Leave out the pictures and transcribe everything else exactly.

* _Records for this task_
------------
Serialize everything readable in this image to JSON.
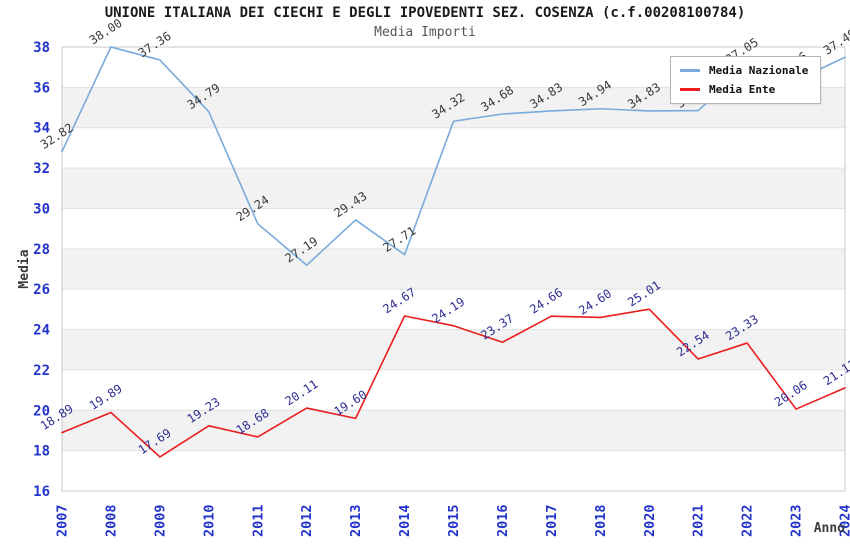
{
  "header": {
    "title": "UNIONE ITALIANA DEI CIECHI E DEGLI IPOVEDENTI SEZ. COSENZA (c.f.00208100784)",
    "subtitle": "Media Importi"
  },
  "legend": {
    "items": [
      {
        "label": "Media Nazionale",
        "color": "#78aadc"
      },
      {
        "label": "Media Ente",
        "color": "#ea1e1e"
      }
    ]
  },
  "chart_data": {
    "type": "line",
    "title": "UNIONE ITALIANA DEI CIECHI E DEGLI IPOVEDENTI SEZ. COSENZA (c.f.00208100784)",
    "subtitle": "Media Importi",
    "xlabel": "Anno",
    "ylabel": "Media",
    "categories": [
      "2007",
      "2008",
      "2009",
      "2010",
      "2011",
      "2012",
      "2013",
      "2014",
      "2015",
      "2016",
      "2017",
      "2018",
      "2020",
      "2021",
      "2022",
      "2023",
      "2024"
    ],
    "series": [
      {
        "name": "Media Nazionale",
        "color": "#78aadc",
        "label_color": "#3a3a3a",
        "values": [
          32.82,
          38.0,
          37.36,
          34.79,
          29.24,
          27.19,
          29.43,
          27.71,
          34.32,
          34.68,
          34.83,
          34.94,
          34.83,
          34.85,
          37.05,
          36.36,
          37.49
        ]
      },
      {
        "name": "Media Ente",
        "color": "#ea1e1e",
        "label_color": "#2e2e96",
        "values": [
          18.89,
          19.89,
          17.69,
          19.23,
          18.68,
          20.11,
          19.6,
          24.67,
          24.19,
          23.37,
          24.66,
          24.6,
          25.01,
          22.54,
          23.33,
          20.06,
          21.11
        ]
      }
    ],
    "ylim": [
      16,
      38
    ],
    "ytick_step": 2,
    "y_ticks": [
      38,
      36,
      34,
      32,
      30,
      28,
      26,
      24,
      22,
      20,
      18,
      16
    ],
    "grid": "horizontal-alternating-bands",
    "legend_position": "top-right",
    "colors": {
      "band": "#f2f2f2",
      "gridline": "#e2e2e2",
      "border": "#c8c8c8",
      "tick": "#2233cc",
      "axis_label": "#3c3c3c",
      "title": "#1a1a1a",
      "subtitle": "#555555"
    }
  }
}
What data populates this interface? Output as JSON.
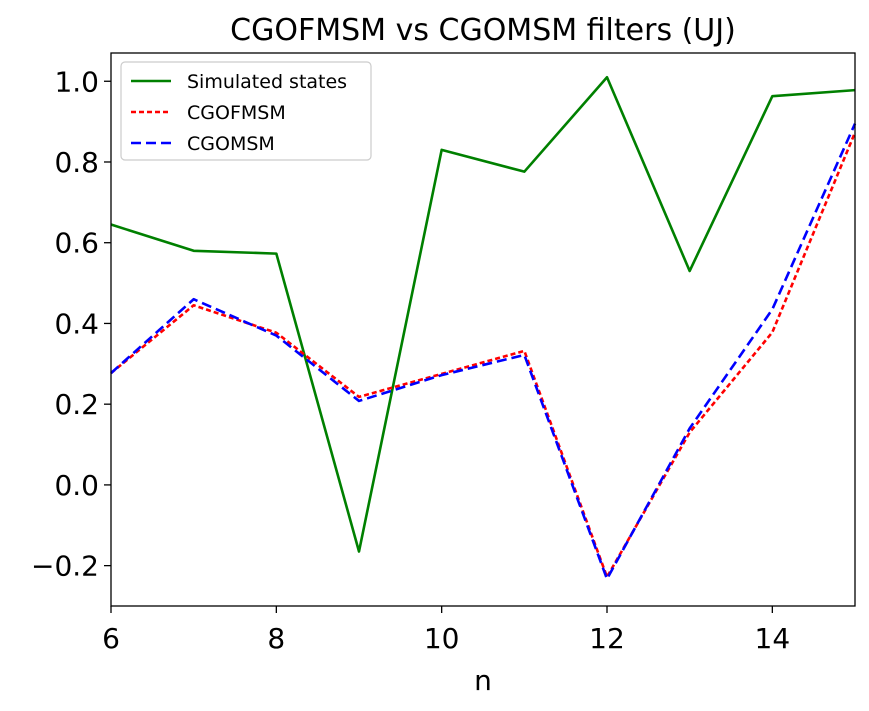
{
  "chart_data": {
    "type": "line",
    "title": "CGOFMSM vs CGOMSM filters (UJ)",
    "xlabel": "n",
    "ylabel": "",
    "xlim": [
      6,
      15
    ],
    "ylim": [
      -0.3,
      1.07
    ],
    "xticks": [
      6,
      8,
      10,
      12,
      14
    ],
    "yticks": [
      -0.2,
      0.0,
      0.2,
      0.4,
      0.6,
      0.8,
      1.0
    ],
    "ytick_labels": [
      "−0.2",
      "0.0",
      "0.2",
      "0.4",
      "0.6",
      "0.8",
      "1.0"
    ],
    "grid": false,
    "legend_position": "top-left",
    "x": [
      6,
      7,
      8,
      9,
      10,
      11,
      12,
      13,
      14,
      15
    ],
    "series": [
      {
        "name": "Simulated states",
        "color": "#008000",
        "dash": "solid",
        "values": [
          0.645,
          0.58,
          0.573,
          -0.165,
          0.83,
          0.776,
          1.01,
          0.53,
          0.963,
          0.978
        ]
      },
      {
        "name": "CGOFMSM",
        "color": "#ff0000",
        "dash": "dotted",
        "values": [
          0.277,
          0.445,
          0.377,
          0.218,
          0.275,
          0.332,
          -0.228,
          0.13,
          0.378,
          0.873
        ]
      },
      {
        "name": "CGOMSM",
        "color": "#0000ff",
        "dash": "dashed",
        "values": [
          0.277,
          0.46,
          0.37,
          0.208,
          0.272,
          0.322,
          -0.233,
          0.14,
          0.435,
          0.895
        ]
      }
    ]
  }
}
------------
* _Completed exercise_
Serialize everything readable in this image to JSON.
{
  "header": {
    "title": "UNIONE ITALIANA DEI CIECHI E DEGLI IPOVEDENTI SEZ. COSENZA (c.f.00208100784)",
    "subtitle": "Media Importi"
  },
  "legend": {
    "items": [
      {
        "label": "Media Nazionale",
        "color": "#78aadc"
      },
      {
        "label": "Media Ente",
        "color": "#ea1e1e"
      }
    ]
  },
  "chart_data": {
    "type": "line",
    "title": "UNIONE ITALIANA DEI CIECHI E DEGLI IPOVEDENTI SEZ. COSENZA (c.f.00208100784)",
    "subtitle": "Media Importi",
    "xlabel": "Anno",
    "ylabel": "Media",
    "categories": [
      "2007",
      "2008",
      "2009",
      "2010",
      "2011",
      "2012",
      "2013",
      "2014",
      "2015",
      "2016",
      "2017",
      "2018",
      "2020",
      "2021",
      "2022",
      "2023",
      "2024"
    ],
    "series": [
      {
        "name": "Media Nazionale",
        "color": "#78aadc",
        "label_color": "#3a3a3a",
        "values": [
          32.82,
          38.0,
          37.36,
          34.79,
          29.24,
          27.19,
          29.43,
          27.71,
          34.32,
          34.68,
          34.83,
          34.94,
          34.83,
          34.85,
          37.05,
          36.36,
          37.49
        ]
      },
      {
        "name": "Media Ente",
        "color": "#ea1e1e",
        "label_color": "#2e2e96",
        "values": [
          18.89,
          19.89,
          17.69,
          19.23,
          18.68,
          20.11,
          19.6,
          24.67,
          24.19,
          23.37,
          24.66,
          24.6,
          25.01,
          22.54,
          23.33,
          20.06,
          21.11
        ]
      }
    ],
    "ylim": [
      16,
      38
    ],
    "ytick_step": 2,
    "y_ticks": [
      38,
      36,
      34,
      32,
      30,
      28,
      26,
      24,
      22,
      20,
      18,
      16
    ],
    "grid": "horizontal-alternating-bands",
    "legend_position": "top-right",
    "colors": {
      "band": "#f2f2f2",
      "gridline": "#e2e2e2",
      "border": "#c8c8c8",
      "tick": "#2233cc",
      "axis_label": "#3c3c3c",
      "title": "#1a1a1a",
      "subtitle": "#555555"
    }
  }
}
What data populates this interface? Output as JSON.
{
  "chart_data": {
    "type": "line",
    "title": "CGOFMSM vs CGOMSM filters (UJ)",
    "xlabel": "n",
    "ylabel": "",
    "xlim": [
      6,
      15
    ],
    "ylim": [
      -0.3,
      1.07
    ],
    "xticks": [
      6,
      8,
      10,
      12,
      14
    ],
    "yticks": [
      -0.2,
      0.0,
      0.2,
      0.4,
      0.6,
      0.8,
      1.0
    ],
    "ytick_labels": [
      "−0.2",
      "0.0",
      "0.2",
      "0.4",
      "0.6",
      "0.8",
      "1.0"
    ],
    "grid": false,
    "legend_position": "top-left",
    "x": [
      6,
      7,
      8,
      9,
      10,
      11,
      12,
      13,
      14,
      15
    ],
    "series": [
      {
        "name": "Simulated states",
        "color": "#008000",
        "dash": "solid",
        "values": [
          0.645,
          0.58,
          0.573,
          -0.165,
          0.83,
          0.776,
          1.01,
          0.53,
          0.963,
          0.978
        ]
      },
      {
        "name": "CGOFMSM",
        "color": "#ff0000",
        "dash": "dotted",
        "values": [
          0.277,
          0.445,
          0.377,
          0.218,
          0.275,
          0.332,
          -0.228,
          0.13,
          0.378,
          0.873
        ]
      },
      {
        "name": "CGOMSM",
        "color": "#0000ff",
        "dash": "dashed",
        "values": [
          0.277,
          0.46,
          0.37,
          0.208,
          0.272,
          0.322,
          -0.233,
          0.14,
          0.435,
          0.895
        ]
      }
    ]
  }
}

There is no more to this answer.